_WHAT NEEDS TO BE DONE_
Set down each record exactly as written.

(Collected data)
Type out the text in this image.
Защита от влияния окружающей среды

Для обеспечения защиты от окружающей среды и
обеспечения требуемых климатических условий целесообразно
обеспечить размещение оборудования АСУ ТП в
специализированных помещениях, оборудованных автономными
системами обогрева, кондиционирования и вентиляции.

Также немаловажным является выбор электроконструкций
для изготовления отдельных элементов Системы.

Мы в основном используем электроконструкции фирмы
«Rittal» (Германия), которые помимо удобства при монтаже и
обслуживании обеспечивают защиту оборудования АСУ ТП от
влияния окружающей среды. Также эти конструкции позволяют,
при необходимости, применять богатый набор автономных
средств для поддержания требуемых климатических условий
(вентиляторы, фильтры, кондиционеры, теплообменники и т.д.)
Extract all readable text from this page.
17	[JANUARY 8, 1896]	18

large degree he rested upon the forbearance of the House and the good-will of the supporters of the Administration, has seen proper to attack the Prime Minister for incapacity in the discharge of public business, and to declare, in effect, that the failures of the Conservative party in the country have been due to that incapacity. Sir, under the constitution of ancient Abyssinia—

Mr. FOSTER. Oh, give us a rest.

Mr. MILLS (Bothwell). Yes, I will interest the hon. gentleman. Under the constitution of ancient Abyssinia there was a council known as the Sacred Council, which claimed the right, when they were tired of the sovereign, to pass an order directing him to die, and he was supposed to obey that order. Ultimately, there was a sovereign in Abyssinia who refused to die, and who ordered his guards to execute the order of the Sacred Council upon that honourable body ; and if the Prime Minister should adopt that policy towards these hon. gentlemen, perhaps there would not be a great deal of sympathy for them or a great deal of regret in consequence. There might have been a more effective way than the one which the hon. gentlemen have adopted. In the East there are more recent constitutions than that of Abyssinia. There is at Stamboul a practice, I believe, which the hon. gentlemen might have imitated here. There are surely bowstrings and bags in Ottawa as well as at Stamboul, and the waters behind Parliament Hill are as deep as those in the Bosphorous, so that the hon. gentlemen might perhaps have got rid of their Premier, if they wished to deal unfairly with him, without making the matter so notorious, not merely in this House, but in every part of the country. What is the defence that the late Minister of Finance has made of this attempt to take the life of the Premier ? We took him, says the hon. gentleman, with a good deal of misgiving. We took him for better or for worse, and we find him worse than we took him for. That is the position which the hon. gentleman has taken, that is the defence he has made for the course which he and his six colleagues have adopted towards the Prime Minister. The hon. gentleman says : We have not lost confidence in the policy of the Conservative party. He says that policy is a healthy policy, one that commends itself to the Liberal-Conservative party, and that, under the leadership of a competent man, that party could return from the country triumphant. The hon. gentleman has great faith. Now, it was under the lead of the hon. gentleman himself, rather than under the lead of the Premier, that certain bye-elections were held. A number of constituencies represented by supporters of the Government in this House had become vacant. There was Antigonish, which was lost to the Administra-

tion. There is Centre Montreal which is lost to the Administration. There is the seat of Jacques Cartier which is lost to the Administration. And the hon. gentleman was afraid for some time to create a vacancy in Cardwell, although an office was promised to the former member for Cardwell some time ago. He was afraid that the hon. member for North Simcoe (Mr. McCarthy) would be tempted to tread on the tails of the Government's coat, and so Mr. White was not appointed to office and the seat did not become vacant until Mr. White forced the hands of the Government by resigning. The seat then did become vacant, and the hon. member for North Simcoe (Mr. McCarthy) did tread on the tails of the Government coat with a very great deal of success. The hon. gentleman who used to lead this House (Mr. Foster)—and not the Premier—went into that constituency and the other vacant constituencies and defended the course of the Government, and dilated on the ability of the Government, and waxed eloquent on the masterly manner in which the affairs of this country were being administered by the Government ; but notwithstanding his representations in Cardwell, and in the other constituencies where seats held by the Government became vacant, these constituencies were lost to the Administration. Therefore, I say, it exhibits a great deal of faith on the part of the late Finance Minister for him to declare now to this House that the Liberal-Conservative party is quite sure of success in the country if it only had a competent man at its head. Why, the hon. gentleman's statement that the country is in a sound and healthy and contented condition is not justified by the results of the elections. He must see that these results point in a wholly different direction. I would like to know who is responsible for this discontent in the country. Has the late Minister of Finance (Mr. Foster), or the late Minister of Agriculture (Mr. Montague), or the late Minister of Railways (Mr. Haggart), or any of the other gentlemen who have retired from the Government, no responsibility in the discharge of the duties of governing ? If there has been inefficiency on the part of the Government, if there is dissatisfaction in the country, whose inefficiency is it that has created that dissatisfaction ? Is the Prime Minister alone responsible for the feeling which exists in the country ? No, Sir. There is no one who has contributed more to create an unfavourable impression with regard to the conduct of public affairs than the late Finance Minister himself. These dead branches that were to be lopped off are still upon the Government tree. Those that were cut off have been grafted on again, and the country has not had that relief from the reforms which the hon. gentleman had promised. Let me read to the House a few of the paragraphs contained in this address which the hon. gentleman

_OUTPUT FOR THIS TASK_
Type out the text in this image.
Защита от влияния окружающей среды

Для обеспечения защиты от окружающей среды и
обеспечения требуемых климатических условий целесообразно
обеспечить размещение оборудования АСУ ТП в
специализированных помещениях, оборудованных автономными
системами обогрева, кондиционирования и вентиляции.

Также немаловажным является выбор электроконструкций
для изготовления отдельных элементов Системы.

Мы в основном используем электроконструкции фирмы
«Rittal» (Германия), которые помимо удобства при монтаже и
обслуживании обеспечивают защиту оборудования АСУ ТП от
влияния окружающей среды. Также эти конструкции позволяют,
при необходимости, применять богатый набор автономных
средств для поддержания требуемых климатических условий
(вентиляторы, фильтры, кондиционеры, теплообменники и т.д.)
Extract all readable text from this page.
17	[JANUARY 8, 1896]	18

large degree he rested upon the forbearance of the House and the good-will of the supporters of the Administration, has seen proper to attack the Prime Minister for incapacity in the discharge of public business, and to declare, in effect, that the failures of the Conservative party in the country have been due to that incapacity. Sir, under the constitution of ancient Abyssinia—

Mr. FOSTER. Oh, give us a rest.

Mr. MILLS (Bothwell). Yes, I will interest the hon. gentleman. Under the constitution of ancient Abyssinia there was a council known as the Sacred Council, which claimed the right, when they were tired of the sovereign, to pass an order directing him to die, and he was supposed to obey that order. Ultimately, there was a sovereign in Abyssinia who refused to die, and who ordered his guards to execute the order of the Sacred Council upon that honourable body ; and if the Prime Minister should adopt that policy towards these hon. gentlemen, perhaps there would not be a great deal of sympathy for them or a great deal of regret in consequence. There might have been a more effective way than the one which the hon. gentlemen have adopted. In the East there are more recent constitutions than that of Abyssinia. There is at Stamboul a practice, I believe, which the hon. gentlemen might have imitated here. There are surely bowstrings and bags in Ottawa as well as at Stamboul, and the waters behind Parliament Hill are as deep as those in the Bosphorous, so that the hon. gentlemen might perhaps have got rid of their Premier, if they wished to deal unfairly with him, without making the matter so notorious, not merely in this House, but in every part of the country. What is the defence that the late Minister of Finance has made of this attempt to take the life of the Premier ? We took him, says the hon. gentleman, with a good deal of misgiving. We took him for better or for worse, and we find him worse than we took him for. That is the position which the hon. gentleman has taken, that is the defence he has made for the course which he and his six colleagues have adopted towards the Prime Minister. The hon. gentleman says : We have not lost confidence in the policy of the Conservative party. He says that policy is a healthy policy, one that commends itself to the Liberal-Conservative party, and that, under the leadership of a competent man, that party could return from the country triumphant. The hon. gentleman has great faith. Now, it was under the lead of the hon. gentleman himself, rather than under the lead of the Premier, that certain bye-elections were held. A number of constituencies represented by supporters of the Government in this House had become vacant. There was Antigonish, which was lost to the Administra-

tion. There is Centre Montreal which is lost to the Administration. There is the seat of Jacques Cartier which is lost to the Administration. And the hon. gentleman was afraid for some time to create a vacancy in Cardwell, although an office was promised to the former member for Cardwell some time ago. He was afraid that the hon. member for North Simcoe (Mr. McCarthy) would be tempted to tread on the tails of the Government's coat, and so Mr. White was not appointed to office and the seat did not become vacant until Mr. White forced the hands of the Government by resigning. The seat then did become vacant, and the hon. member for North Simcoe (Mr. McCarthy) did tread on the tails of the Government coat with a very great deal of success. The hon. gentleman who used to lead this House (Mr. Foster)—and not the Premier—went into that constituency and the other vacant constituencies and defended the course of the Government, and dilated on the ability of the Government, and waxed eloquent on the masterly manner in which the affairs of this country were being administered by the Government ; but notwithstanding his representations in Cardwell, and in the other constituencies where seats held by the Government became vacant, these constituencies were lost to the Administration. Therefore, I say, it exhibits a great deal of faith on the part of the late Finance Minister for him to declare now to this House that the Liberal-Conservative party is quite sure of success in the country if it only had a competent man at its head. Why, the hon. gentleman's statement that the country is in a sound and healthy and contented condition is not justified by the results of the elections. He must see that these results point in a wholly different direction. I would like to know who is responsible for this discontent in the country. Has the late Minister of Finance (Mr. Foster), or the late Minister of Agriculture (Mr. Montague), or the late Minister of Railways (Mr. Haggart), or any of the other gentlemen who have retired from the Government, no responsibility in the discharge of the duties of governing ? If there has been inefficiency on the part of the Government, if there is dissatisfaction in the country, whose inefficiency is it that has created that dissatisfaction ? Is the Prime Minister alone responsible for the feeling which exists in the country ? No, Sir. There is no one who has contributed more to create an unfavourable impression with regard to the conduct of public affairs than the late Finance Minister himself. These dead branches that were to be lopped off are still upon the Government tree. Those that were cut off have been grafted on again, and the country has not had that relief from the reforms which the hon. gentleman had promised. Let me read to the House a few of the paragraphs contained in this address which the hon. gentleman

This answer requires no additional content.